Written request -
Repeat the material below word for word and leave out all pictures.

Source data -
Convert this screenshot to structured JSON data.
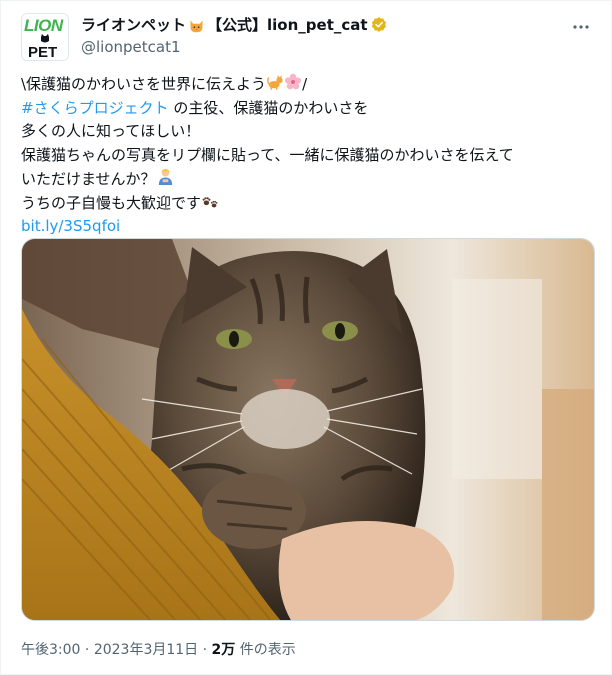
{
  "account": {
    "display_name": "ライオンペット",
    "display_name_suffix": "【公式】lion_pet_cat",
    "handle": "@lionpetcat1",
    "logo_top": "LION",
    "logo_bottom": "PET"
  },
  "tweet": {
    "lines": [
      "\\保護猫のかわいさを世界に伝えよう",
      "の主役、保護猫のかわいさを",
      "多くの人に知ってほしい！",
      "保護猫ちゃんの写真をリプ欄に貼って、一緒に保護猫のかわいさを伝えて",
      "いただけませんか？",
      "うちの子自慢も大歓迎です"
    ],
    "line1_end": "/",
    "hashtag": "#さくらプロジェクト",
    "link": "bit.ly/3S5qfoi"
  },
  "meta": {
    "time": "午後3:00",
    "dot": "·",
    "date": "2023年3月11日",
    "views_count": "2万",
    "views_label": "件の表示"
  },
  "icons": {
    "verified": "verified-badge-icon",
    "more": "more-options-icon",
    "cat_face": "cat-face-emoji",
    "cat": "cat-emoji",
    "flower": "cherry-blossom-emoji",
    "person": "person-emoji",
    "paw": "paw-prints-emoji"
  },
  "colors": {
    "link": "#1d9bf0",
    "logo_green": "#3cb54a",
    "verified_gold": "#e2b719",
    "muted": "#536471"
  }
}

Task output -
Convert this screenshot to structured JSON data.
{
  "account": {
    "display_name": "ライオンペット",
    "display_name_suffix": "【公式】lion_pet_cat",
    "handle": "@lionpetcat1",
    "logo_top": "LION",
    "logo_bottom": "PET"
  },
  "tweet": {
    "lines": [
      "\\保護猫のかわいさを世界に伝えよう",
      "の主役、保護猫のかわいさを",
      "多くの人に知ってほしい！",
      "保護猫ちゃんの写真をリプ欄に貼って、一緒に保護猫のかわいさを伝えて",
      "いただけませんか？",
      "うちの子自慢も大歓迎です"
    ],
    "line1_end": "/",
    "hashtag": "#さくらプロジェクト",
    "link": "bit.ly/3S5qfoi"
  },
  "meta": {
    "time": "午後3:00",
    "dot": "·",
    "date": "2023年3月11日",
    "views_count": "2万",
    "views_label": "件の表示"
  },
  "icons": {
    "verified": "verified-badge-icon",
    "more": "more-options-icon",
    "cat_face": "cat-face-emoji",
    "cat": "cat-emoji",
    "flower": "cherry-blossom-emoji",
    "person": "person-emoji",
    "paw": "paw-prints-emoji"
  },
  "colors": {
    "link": "#1d9bf0",
    "logo_green": "#3cb54a",
    "verified_gold": "#e2b719",
    "muted": "#536471"
  }
}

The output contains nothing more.